Given problem
In the listing below, pick out lines with "food".

Excerpted records
— BEGIN —

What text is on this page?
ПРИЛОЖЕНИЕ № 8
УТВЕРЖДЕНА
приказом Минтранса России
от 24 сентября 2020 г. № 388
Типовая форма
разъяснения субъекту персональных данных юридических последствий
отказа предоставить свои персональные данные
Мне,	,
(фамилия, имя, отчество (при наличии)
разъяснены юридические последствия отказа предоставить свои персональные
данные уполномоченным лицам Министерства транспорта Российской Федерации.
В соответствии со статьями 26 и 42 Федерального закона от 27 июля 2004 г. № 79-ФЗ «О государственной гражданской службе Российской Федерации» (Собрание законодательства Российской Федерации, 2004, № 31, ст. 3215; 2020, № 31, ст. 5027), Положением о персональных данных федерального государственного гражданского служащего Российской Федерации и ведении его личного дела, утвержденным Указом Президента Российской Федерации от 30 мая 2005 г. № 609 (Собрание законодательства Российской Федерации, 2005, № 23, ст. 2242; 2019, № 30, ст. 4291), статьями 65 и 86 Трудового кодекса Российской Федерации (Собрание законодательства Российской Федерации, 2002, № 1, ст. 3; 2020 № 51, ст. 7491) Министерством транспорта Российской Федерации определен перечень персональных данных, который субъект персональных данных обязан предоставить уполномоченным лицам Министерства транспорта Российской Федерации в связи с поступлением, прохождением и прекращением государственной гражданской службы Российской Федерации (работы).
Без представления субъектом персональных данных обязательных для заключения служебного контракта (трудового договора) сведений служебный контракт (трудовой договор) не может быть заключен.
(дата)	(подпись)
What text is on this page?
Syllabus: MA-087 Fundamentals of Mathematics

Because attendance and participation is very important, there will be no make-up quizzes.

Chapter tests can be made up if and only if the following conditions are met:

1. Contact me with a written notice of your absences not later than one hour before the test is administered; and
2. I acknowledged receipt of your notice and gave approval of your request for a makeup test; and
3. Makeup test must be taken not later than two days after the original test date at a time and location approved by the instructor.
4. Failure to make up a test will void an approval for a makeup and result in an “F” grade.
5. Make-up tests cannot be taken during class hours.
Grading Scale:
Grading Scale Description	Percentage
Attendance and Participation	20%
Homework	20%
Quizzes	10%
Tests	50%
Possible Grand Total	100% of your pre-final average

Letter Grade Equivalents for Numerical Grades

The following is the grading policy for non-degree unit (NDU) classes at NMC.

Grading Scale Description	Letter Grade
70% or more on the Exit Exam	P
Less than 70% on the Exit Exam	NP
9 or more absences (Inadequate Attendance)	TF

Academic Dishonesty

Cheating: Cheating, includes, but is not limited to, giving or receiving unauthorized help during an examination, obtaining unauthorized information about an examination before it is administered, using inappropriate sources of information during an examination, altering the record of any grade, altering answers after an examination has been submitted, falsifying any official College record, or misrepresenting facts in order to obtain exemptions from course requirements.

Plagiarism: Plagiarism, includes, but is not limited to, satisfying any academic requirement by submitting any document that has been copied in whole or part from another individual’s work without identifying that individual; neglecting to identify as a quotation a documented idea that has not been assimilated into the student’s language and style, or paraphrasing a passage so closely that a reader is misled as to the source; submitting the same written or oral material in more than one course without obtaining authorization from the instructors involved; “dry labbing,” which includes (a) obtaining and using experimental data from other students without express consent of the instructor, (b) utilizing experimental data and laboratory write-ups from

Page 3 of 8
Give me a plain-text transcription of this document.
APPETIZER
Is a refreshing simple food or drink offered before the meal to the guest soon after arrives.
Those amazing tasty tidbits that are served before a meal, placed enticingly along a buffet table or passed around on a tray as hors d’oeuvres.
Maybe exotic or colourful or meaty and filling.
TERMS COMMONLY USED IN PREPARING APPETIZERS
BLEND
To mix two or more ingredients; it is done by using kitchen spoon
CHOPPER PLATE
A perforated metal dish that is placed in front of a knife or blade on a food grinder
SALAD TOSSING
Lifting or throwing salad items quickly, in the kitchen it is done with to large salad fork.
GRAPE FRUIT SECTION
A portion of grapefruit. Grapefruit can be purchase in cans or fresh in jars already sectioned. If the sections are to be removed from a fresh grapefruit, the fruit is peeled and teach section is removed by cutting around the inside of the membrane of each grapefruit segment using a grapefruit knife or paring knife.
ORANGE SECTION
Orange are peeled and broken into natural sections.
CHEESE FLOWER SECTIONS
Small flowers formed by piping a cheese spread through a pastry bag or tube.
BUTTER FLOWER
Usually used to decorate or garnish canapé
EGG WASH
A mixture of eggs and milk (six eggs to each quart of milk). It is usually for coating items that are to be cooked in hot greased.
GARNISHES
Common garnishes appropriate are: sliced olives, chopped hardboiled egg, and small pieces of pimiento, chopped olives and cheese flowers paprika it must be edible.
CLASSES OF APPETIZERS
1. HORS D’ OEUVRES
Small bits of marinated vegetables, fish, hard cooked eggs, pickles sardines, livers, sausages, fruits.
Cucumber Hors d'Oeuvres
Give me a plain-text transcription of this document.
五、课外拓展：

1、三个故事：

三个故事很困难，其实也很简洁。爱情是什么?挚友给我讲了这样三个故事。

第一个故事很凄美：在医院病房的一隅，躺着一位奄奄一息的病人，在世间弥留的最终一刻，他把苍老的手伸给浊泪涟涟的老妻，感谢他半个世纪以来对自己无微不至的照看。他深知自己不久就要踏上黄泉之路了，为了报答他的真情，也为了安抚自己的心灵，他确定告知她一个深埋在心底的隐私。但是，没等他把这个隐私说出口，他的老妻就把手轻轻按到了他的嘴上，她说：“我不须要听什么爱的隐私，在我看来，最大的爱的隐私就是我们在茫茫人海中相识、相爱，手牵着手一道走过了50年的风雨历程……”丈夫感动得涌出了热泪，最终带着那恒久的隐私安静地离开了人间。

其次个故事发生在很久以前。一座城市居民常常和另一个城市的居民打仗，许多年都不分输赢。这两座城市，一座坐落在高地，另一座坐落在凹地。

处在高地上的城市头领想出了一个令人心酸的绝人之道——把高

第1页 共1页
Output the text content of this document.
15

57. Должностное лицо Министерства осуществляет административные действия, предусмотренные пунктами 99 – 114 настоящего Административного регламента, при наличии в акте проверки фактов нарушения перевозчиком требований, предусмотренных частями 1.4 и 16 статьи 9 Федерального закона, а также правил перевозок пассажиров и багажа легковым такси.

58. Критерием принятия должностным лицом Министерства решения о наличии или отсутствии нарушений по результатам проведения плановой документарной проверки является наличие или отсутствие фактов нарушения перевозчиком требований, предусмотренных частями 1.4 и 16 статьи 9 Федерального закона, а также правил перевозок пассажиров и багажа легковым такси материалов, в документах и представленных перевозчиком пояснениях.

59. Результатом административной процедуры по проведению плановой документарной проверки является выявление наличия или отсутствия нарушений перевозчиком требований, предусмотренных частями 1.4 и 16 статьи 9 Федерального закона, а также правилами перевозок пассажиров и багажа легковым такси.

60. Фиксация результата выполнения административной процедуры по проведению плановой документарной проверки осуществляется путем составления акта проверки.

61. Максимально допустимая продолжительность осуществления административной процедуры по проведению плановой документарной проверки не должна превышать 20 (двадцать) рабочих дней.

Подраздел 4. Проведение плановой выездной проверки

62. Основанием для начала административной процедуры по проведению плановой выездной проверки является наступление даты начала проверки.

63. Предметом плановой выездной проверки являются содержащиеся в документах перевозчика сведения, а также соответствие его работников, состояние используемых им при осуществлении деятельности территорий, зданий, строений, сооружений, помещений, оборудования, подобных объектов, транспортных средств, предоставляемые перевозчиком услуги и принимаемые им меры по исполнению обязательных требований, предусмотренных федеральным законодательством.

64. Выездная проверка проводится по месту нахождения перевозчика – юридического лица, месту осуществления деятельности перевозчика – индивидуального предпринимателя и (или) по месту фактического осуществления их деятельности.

— END —

Solution for this task
Is a refreshing simple food or drink offered before the meal to the guest soon after arrives.
A perforated metal dish that is placed in front of a knife or blade on a food grinder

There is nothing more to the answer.